- **Aim**: Make an exact copy of the lines, leaving the pictures out.

- **Exercise data**:
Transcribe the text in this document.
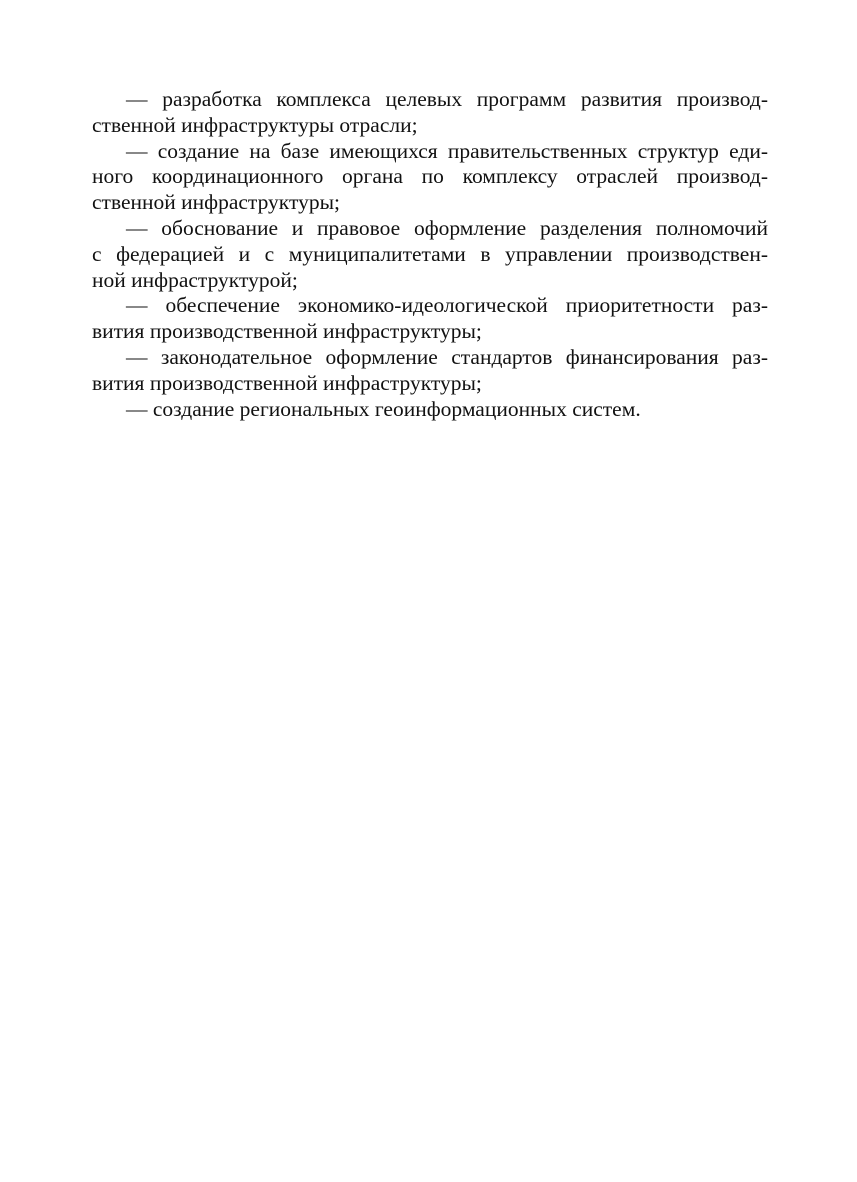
— разработка комплекса целевых программ развития производ-
ственной инфраструктуры отрасли;

— создание на базе имеющихся правительственных структур еди-
ного координационного органа по комплексу отраслей производ-
ственной инфраструктуры;

— обоснование и правовое оформление разделения полномочий
с федерацией и с муниципалитетами в управлении производствен-
ной инфраструктурой;

— обеспечение экономико-идеологической приоритетности раз-
вития производственной инфраструктуры;

— законодательное оформление стандартов финансирования раз-
вития производственной инфраструктуры;

— создание региональных геоинформационных систем.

- **Response**:
Transcribe the text in this document.
— разработка комплекса целевых программ развития производ-
ственной инфраструктуры отрасли;

— создание на базе имеющихся правительственных структур еди-
ного координационного органа по комплексу отраслей производ-
ственной инфраструктуры;

— обоснование и правовое оформление разделения полномочий
с федерацией и с муниципалитетами в управлении производствен-
ной инфраструктурой;

— обеспечение экономико-идеологической приоритетности раз-
вития производственной инфраструктуры;

— законодательное оформление стандартов финансирования раз-
вития производственной инфраструктуры;

— создание региональных геоинформационных систем.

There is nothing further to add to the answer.